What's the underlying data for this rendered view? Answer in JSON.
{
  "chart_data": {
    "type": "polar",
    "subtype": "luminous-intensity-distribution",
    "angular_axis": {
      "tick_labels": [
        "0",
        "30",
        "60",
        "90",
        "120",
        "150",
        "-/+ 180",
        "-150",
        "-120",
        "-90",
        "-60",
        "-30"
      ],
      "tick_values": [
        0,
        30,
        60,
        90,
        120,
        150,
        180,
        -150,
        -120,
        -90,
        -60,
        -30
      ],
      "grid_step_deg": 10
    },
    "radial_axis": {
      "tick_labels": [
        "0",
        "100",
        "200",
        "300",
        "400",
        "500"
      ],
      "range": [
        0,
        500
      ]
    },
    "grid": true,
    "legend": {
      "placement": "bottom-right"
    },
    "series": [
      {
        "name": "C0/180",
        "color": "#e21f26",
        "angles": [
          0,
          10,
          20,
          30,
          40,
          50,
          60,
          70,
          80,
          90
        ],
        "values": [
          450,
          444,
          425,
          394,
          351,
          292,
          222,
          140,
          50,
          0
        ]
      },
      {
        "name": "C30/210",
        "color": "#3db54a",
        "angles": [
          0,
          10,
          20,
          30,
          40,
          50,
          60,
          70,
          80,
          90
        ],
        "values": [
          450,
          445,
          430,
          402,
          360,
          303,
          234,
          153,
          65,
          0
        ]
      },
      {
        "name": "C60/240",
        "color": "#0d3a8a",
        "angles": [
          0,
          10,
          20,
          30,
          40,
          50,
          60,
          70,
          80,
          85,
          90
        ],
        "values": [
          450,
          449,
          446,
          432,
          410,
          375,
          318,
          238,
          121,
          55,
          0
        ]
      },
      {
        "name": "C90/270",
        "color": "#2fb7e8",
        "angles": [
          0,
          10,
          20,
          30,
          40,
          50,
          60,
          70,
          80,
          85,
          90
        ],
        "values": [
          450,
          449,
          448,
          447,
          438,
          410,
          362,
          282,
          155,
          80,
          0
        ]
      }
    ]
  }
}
+ + + + + + +
§ **BRIEF**: Which lines hold the word "name"? Copy all of them.

§ **RESULT BELOW**:
        "name": "C0/180",
        "name": "C30/210",
        "name": "C60/240",
        "name": "C90/270",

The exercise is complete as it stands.